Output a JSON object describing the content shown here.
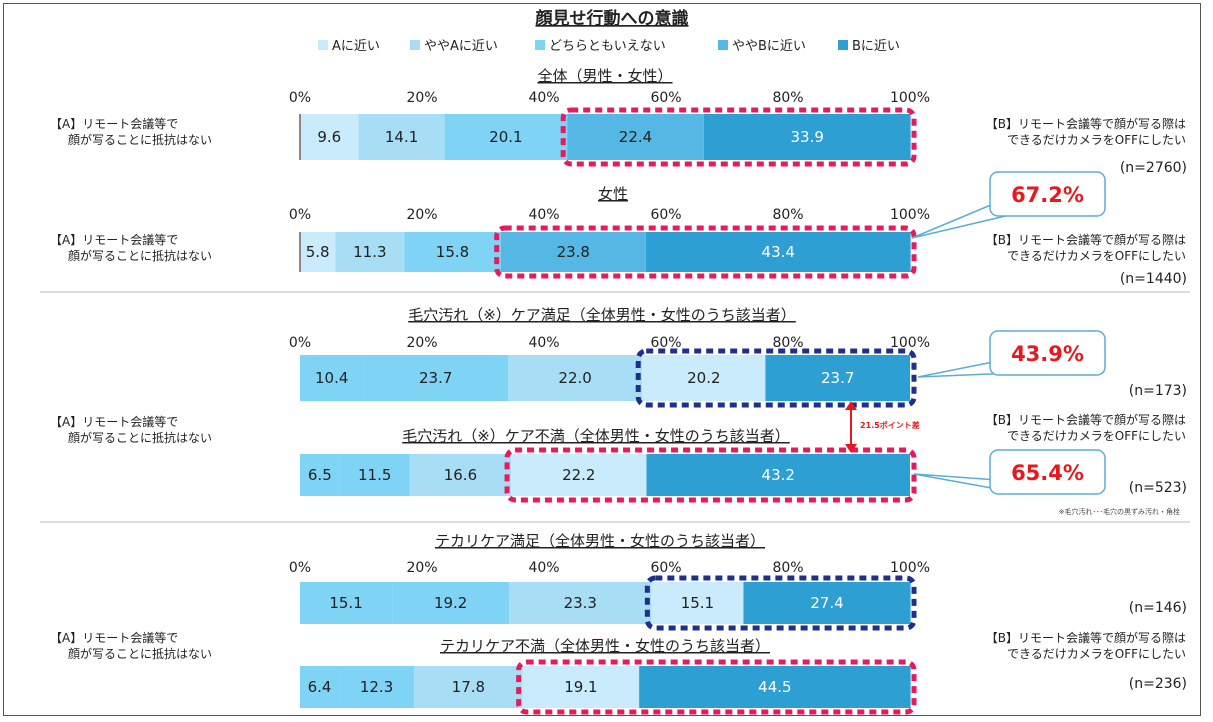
{
  "title": "顔見せ行動への意識",
  "legend": [
    "Aに近い",
    "ややAに近い",
    "どちらともいえない",
    "ややBに近い",
    "Bに近い"
  ],
  "colors": [
    "#c9ebfb",
    "#a7def6",
    "#7fd3f5",
    "#55b8e4",
    "#2e9fd3"
  ],
  "axis_ticks": [
    "0%",
    "20%",
    "40%",
    "60%",
    "80%",
    "100%"
  ],
  "label_a": [
    "【A】リモート会議等で",
    "顔が写ることに抵抗はない"
  ],
  "label_b": [
    "【B】リモート会議等で顔が写る際は",
    "できるだけカメラをOFFにしたい"
  ],
  "callouts": [
    "67.2%",
    "43.9%",
    "65.4%"
  ],
  "difference_label": "21.5ポイント差",
  "footnote": "※毛穴汚れ･･･毛穴の黒ずみ汚れ・角栓",
  "chart_data": {
    "type": "bar",
    "orientation": "horizontal-stacked",
    "xlim": [
      0,
      100
    ],
    "series_names": [
      "Aに近い",
      "ややAに近い",
      "どちらともいえない",
      "ややBに近い",
      "Bに近い"
    ],
    "groups": [
      {
        "name": "全体（男性・女性）",
        "n": "(n=2760)",
        "values": [
          9.6,
          14.1,
          20.1,
          22.4,
          33.9
        ],
        "color_order": [
          0,
          1,
          2,
          3,
          4
        ]
      },
      {
        "name": "女性",
        "n": "(n=1440)",
        "values": [
          5.8,
          11.3,
          15.8,
          23.8,
          43.4
        ],
        "color_order": [
          0,
          1,
          2,
          3,
          4
        ]
      },
      {
        "name": "毛穴汚れ（※）ケア満足（全体男性・女性のうち該当者）",
        "n": "(n=173)",
        "values": [
          10.4,
          23.7,
          22.0,
          20.2,
          23.7
        ],
        "color_order": [
          2,
          2,
          1,
          0,
          4
        ]
      },
      {
        "name": "毛穴汚れ（※）ケア不満（全体男性・女性のうち該当者）",
        "n": "(n=523)",
        "values": [
          6.5,
          11.5,
          16.6,
          22.2,
          43.2
        ],
        "color_order": [
          2,
          2,
          1,
          0,
          4
        ]
      },
      {
        "name": "テカリケア満足（全体男性・女性のうち該当者）",
        "n": "(n=146)",
        "values": [
          15.1,
          19.2,
          23.3,
          15.1,
          27.4
        ],
        "color_order": [
          2,
          2,
          1,
          0,
          4
        ]
      },
      {
        "name": "テカリケア不満（全体男性・女性のうち該当者）",
        "n": "(n=236)",
        "values": [
          6.4,
          12.3,
          17.8,
          19.1,
          44.5
        ],
        "color_order": [
          2,
          2,
          1,
          0,
          4
        ]
      }
    ]
  }
}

————————

Reproduce every line above as written, skipping pictures.

Output a JSON object describing the content shown here.
{
  "title": "顔見せ行動への意識",
  "legend": [
    "Aに近い",
    "ややAに近い",
    "どちらともいえない",
    "ややBに近い",
    "Bに近い"
  ],
  "colors": [
    "#c9ebfb",
    "#a7def6",
    "#7fd3f5",
    "#55b8e4",
    "#2e9fd3"
  ],
  "axis_ticks": [
    "0%",
    "20%",
    "40%",
    "60%",
    "80%",
    "100%"
  ],
  "label_a": [
    "【A】リモート会議等で",
    "顔が写ることに抵抗はない"
  ],
  "label_b": [
    "【B】リモート会議等で顔が写る際は",
    "できるだけカメラをOFFにしたい"
  ],
  "callouts": [
    "67.2%",
    "43.9%",
    "65.4%"
  ],
  "difference_label": "21.5ポイント差",
  "footnote": "※毛穴汚れ･･･毛穴の黒ずみ汚れ・角栓",
  "chart_data": {
    "type": "bar",
    "orientation": "horizontal-stacked",
    "xlim": [
      0,
      100
    ],
    "series_names": [
      "Aに近い",
      "ややAに近い",
      "どちらともいえない",
      "ややBに近い",
      "Bに近い"
    ],
    "groups": [
      {
        "name": "全体（男性・女性）",
        "n": "(n=2760)",
        "values": [
          9.6,
          14.1,
          20.1,
          22.4,
          33.9
        ],
        "color_order": [
          0,
          1,
          2,
          3,
          4
        ]
      },
      {
        "name": "女性",
        "n": "(n=1440)",
        "values": [
          5.8,
          11.3,
          15.8,
          23.8,
          43.4
        ],
        "color_order": [
          0,
          1,
          2,
          3,
          4
        ]
      },
      {
        "name": "毛穴汚れ（※）ケア満足（全体男性・女性のうち該当者）",
        "n": "(n=173)",
        "values": [
          10.4,
          23.7,
          22.0,
          20.2,
          23.7
        ],
        "color_order": [
          2,
          2,
          1,
          0,
          4
        ]
      },
      {
        "name": "毛穴汚れ（※）ケア不満（全体男性・女性のうち該当者）",
        "n": "(n=523)",
        "values": [
          6.5,
          11.5,
          16.6,
          22.2,
          43.2
        ],
        "color_order": [
          2,
          2,
          1,
          0,
          4
        ]
      },
      {
        "name": "テカリケア満足（全体男性・女性のうち該当者）",
        "n": "(n=146)",
        "values": [
          15.1,
          19.2,
          23.3,
          15.1,
          27.4
        ],
        "color_order": [
          2,
          2,
          1,
          0,
          4
        ]
      },
      {
        "name": "テカリケア不満（全体男性・女性のうち該当者）",
        "n": "(n=236)",
        "values": [
          6.4,
          12.3,
          17.8,
          19.1,
          44.5
        ],
        "color_order": [
          2,
          2,
          1,
          0,
          4
        ]
      }
    ]
  }
}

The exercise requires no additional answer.